Goal: Copy the records below exactly, omitting any pictures they contain.

· · · ·

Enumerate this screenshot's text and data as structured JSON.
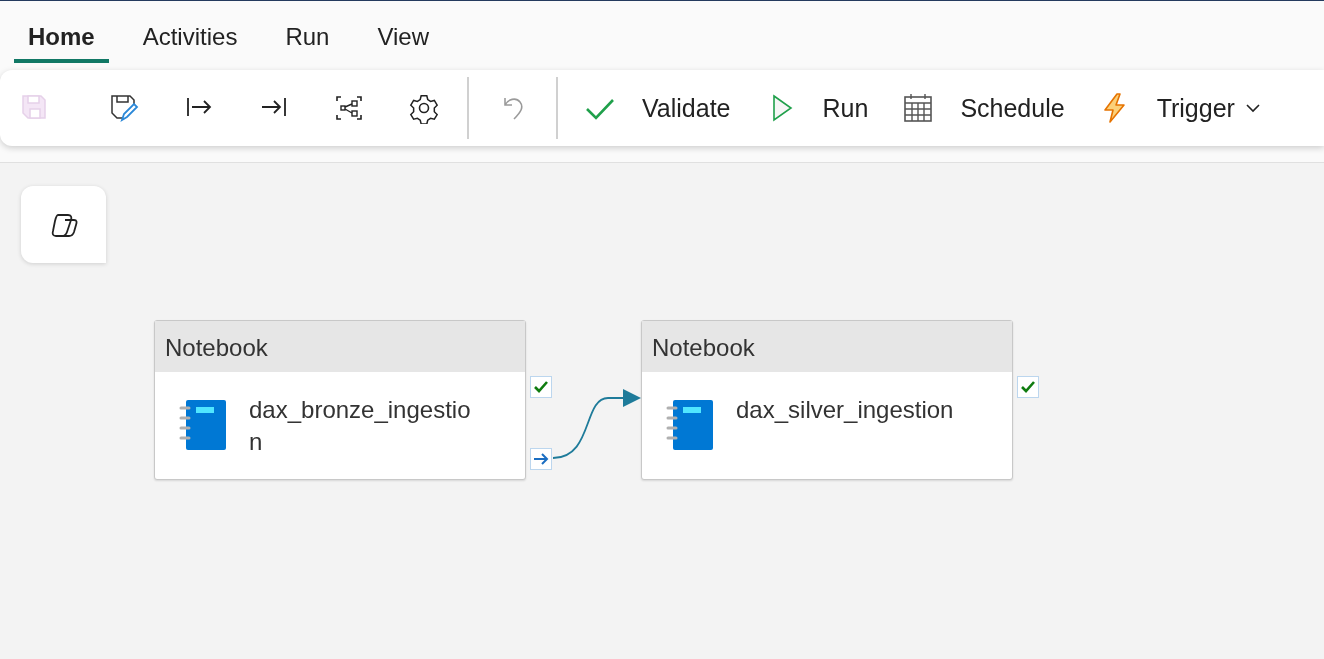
{
  "tabs": [
    {
      "label": "Home",
      "selected": true
    },
    {
      "label": "Activities",
      "selected": false
    },
    {
      "label": "Run",
      "selected": false
    },
    {
      "label": "View",
      "selected": false
    }
  ],
  "toolbar": [
    {
      "kind": "icon",
      "disabled": true
    },
    {
      "kind": "icon",
      "disabled": false
    },
    {
      "kind": "icon",
      "disabled": false
    },
    {
      "kind": "icon",
      "disabled": false
    },
    {
      "kind": "icon",
      "disabled": false
    },
    {
      "kind": "icon",
      "disabled": false
    },
    {
      "kind": "separator"
    },
    {
      "kind": "icon",
      "disabled": true
    },
    {
      "kind": "separator"
    },
    {
      "kind": "labeled",
      "label": "Validate",
      "disabled": false,
      "has_menu": false
    },
    {
      "kind": "labeled",
      "label": "Run",
      "disabled": false,
      "has_menu": false
    },
    {
      "kind": "labeled",
      "label": "Schedule",
      "disabled": false,
      "has_menu": false
    },
    {
      "kind": "labeled",
      "label": "Trigger",
      "disabled": false,
      "has_menu": true
    }
  ],
  "activities": [
    {
      "type": "Notebook",
      "name": "dax_bronze_ingestion",
      "ports": [
        {
          "kind": "success"
        },
        {
          "kind": "next"
        }
      ]
    },
    {
      "type": "Notebook",
      "name": "dax_silver_ingestion",
      "ports": [
        {
          "kind": "success"
        }
      ]
    }
  ]
}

· · · ·

Result of the task:
Enumerate this screenshot's text and data as structured JSON.
{
  "tabs": [
    {
      "label": "Home",
      "selected": true
    },
    {
      "label": "Activities",
      "selected": false
    },
    {
      "label": "Run",
      "selected": false
    },
    {
      "label": "View",
      "selected": false
    }
  ],
  "toolbar": [
    {
      "kind": "icon",
      "disabled": true
    },
    {
      "kind": "icon",
      "disabled": false
    },
    {
      "kind": "icon",
      "disabled": false
    },
    {
      "kind": "icon",
      "disabled": false
    },
    {
      "kind": "icon",
      "disabled": false
    },
    {
      "kind": "icon",
      "disabled": false
    },
    {
      "kind": "separator"
    },
    {
      "kind": "icon",
      "disabled": true
    },
    {
      "kind": "separator"
    },
    {
      "kind": "labeled",
      "label": "Validate",
      "disabled": false,
      "has_menu": false
    },
    {
      "kind": "labeled",
      "label": "Run",
      "disabled": false,
      "has_menu": false
    },
    {
      "kind": "labeled",
      "label": "Schedule",
      "disabled": false,
      "has_menu": false
    },
    {
      "kind": "labeled",
      "label": "Trigger",
      "disabled": false,
      "has_menu": true
    }
  ],
  "activities": [
    {
      "type": "Notebook",
      "name": "dax_bronze_ingestion",
      "ports": [
        {
          "kind": "success"
        },
        {
          "kind": "next"
        }
      ]
    },
    {
      "type": "Notebook",
      "name": "dax_silver_ingestion",
      "ports": [
        {
          "kind": "success"
        }
      ]
    }
  ]
}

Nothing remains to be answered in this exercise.